AIM OF THE TASK ▸
Where a line contains the word "triangle", copy that line in full.

══════════════════════════════

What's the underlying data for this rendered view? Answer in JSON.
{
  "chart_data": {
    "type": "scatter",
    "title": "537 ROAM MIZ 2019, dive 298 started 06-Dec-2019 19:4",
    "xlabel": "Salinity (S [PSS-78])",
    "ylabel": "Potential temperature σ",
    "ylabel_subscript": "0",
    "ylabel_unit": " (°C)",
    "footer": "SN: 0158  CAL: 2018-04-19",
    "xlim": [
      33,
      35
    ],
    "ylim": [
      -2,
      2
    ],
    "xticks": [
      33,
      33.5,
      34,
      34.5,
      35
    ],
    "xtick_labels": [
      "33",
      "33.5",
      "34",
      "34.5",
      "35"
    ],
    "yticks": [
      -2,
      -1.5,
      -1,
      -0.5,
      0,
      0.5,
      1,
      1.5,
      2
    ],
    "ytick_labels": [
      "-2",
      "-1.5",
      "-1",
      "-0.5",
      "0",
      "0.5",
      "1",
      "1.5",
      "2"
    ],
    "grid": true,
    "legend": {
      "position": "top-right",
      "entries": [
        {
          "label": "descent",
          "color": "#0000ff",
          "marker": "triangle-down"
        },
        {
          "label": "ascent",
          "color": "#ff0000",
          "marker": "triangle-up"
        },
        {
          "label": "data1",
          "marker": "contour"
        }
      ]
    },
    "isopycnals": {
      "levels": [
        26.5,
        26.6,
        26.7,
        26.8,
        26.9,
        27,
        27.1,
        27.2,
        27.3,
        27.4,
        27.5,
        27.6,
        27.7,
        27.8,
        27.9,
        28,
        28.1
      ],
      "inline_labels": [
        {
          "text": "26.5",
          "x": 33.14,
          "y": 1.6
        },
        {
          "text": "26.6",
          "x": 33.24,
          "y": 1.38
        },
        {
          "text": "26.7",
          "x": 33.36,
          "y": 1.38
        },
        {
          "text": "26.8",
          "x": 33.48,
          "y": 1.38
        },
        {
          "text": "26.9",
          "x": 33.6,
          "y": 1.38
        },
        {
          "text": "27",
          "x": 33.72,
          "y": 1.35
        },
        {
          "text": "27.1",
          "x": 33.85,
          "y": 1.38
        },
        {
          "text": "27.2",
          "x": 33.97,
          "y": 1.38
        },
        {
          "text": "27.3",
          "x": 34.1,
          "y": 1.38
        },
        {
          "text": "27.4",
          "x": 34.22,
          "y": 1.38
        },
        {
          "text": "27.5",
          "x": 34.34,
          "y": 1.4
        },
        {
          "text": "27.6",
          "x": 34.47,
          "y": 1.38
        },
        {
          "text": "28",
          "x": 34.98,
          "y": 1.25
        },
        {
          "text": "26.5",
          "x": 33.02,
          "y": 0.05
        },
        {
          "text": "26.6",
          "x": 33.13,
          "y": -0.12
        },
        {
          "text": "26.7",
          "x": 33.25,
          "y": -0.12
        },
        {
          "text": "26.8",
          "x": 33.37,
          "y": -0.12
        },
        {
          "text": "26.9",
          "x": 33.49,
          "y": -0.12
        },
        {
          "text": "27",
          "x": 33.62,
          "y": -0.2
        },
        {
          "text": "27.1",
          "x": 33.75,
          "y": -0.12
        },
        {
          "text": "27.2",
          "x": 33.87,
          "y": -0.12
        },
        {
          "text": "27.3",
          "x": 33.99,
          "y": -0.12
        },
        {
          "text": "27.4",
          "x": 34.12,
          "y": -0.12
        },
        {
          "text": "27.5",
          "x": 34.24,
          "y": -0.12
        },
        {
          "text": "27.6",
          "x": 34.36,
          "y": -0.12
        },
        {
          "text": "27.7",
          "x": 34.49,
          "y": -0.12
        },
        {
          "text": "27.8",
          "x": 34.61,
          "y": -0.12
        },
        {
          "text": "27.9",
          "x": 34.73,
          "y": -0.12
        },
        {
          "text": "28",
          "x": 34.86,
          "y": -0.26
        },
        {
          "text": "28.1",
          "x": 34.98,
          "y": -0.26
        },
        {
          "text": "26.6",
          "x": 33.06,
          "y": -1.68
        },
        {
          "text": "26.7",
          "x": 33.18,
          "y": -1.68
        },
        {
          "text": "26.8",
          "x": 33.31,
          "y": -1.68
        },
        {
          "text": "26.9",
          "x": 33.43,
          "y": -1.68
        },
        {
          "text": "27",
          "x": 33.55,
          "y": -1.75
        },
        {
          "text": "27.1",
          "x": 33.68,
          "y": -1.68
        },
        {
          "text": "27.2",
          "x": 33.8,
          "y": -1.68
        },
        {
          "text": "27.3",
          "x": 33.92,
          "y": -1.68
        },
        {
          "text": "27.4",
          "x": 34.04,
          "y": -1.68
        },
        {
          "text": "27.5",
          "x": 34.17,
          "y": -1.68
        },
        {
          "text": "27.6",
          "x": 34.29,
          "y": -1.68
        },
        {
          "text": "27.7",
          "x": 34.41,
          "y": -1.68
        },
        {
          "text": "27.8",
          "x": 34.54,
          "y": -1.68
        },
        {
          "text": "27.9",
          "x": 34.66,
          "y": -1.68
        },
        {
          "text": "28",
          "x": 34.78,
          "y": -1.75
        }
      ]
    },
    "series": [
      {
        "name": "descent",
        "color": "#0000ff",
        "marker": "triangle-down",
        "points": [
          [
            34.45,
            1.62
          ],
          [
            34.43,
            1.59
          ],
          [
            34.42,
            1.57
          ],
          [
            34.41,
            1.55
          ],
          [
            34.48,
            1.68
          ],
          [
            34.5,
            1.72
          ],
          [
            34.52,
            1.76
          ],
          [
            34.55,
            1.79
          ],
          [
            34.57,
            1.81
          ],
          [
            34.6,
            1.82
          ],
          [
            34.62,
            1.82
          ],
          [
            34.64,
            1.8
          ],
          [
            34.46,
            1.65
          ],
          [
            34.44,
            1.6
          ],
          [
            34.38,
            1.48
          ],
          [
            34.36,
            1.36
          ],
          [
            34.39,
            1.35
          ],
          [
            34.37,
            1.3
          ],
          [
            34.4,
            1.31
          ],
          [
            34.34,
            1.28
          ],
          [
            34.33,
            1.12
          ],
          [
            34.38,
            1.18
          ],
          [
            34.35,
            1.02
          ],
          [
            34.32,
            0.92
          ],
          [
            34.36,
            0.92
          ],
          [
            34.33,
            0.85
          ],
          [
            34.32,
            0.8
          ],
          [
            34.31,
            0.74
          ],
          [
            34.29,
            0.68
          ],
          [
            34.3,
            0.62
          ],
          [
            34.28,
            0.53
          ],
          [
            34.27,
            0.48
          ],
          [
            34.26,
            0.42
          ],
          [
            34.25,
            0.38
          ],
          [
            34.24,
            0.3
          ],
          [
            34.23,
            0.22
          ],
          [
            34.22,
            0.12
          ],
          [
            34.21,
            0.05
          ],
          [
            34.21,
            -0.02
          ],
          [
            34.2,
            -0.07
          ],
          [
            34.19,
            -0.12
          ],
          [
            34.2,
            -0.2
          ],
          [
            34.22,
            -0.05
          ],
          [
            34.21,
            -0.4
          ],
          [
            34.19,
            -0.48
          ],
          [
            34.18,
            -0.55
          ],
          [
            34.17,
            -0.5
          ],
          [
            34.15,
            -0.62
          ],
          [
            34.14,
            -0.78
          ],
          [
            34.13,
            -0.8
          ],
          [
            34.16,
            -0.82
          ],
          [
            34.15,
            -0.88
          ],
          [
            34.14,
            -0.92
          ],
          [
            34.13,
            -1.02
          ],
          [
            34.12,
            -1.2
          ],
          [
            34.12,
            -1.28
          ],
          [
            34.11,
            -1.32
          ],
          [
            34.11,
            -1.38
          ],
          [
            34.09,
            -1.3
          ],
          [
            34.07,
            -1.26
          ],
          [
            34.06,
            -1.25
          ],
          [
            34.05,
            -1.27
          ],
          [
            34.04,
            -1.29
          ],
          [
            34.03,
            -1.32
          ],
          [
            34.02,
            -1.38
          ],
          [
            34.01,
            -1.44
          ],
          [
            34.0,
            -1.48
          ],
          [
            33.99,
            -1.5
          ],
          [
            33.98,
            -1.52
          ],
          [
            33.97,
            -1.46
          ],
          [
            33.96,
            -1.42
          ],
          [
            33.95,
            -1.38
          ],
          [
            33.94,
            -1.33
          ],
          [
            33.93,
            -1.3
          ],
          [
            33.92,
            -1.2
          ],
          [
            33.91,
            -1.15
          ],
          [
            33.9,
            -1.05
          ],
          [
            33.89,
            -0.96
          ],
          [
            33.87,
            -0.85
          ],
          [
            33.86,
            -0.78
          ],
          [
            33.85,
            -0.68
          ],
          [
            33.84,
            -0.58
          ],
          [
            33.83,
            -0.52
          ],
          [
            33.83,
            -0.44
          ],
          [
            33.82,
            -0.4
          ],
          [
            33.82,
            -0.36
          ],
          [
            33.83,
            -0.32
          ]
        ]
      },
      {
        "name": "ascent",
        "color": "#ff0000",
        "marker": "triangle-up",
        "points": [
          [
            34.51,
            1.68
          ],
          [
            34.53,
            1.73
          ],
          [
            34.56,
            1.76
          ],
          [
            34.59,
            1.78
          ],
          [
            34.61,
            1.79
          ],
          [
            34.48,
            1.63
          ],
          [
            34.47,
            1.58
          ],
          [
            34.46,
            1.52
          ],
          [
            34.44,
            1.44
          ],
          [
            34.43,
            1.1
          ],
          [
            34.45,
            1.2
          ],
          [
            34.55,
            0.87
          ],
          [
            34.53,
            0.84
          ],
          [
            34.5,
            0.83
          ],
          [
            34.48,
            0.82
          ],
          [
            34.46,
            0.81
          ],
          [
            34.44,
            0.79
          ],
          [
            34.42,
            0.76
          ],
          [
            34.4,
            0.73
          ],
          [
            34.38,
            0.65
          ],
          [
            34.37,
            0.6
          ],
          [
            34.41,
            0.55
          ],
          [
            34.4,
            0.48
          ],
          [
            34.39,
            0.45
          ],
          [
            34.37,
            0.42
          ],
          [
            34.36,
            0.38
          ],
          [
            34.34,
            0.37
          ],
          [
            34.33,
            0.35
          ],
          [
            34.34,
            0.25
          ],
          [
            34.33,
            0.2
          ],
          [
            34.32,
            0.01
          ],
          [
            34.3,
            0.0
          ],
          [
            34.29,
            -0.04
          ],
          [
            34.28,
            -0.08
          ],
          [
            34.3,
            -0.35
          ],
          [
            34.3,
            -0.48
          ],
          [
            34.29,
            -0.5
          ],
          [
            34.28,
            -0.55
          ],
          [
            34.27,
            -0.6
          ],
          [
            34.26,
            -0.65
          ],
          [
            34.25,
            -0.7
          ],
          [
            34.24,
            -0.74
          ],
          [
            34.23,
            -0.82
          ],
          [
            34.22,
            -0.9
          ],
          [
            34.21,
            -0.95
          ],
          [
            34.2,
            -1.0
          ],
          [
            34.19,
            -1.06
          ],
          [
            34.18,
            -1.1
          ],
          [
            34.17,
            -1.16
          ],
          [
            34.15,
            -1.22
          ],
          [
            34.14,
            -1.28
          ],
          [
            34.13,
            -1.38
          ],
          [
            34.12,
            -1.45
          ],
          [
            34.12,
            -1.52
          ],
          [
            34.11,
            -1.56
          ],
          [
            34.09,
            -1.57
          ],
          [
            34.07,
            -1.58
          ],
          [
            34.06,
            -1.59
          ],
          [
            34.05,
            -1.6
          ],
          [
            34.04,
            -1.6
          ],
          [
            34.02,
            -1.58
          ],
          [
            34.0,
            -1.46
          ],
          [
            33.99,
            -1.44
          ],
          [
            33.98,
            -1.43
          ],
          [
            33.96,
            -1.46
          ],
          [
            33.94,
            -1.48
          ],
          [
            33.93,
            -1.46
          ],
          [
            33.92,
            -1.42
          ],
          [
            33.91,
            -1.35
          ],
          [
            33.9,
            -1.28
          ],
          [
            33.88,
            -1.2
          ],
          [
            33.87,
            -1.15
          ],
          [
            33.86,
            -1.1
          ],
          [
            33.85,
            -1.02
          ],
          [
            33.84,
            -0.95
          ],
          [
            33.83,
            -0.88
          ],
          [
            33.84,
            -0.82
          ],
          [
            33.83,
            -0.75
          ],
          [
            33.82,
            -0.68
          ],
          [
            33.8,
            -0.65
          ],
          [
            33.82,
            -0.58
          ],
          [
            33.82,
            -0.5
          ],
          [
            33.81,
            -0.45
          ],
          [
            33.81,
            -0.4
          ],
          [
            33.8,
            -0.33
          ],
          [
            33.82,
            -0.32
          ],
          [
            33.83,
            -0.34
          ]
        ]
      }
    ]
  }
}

══════════════════════════════

RESULT ▸
          "marker": "triangle-down"
          "marker": "triangle-up"
        "marker": "triangle-down",
        "marker": "triangle-up",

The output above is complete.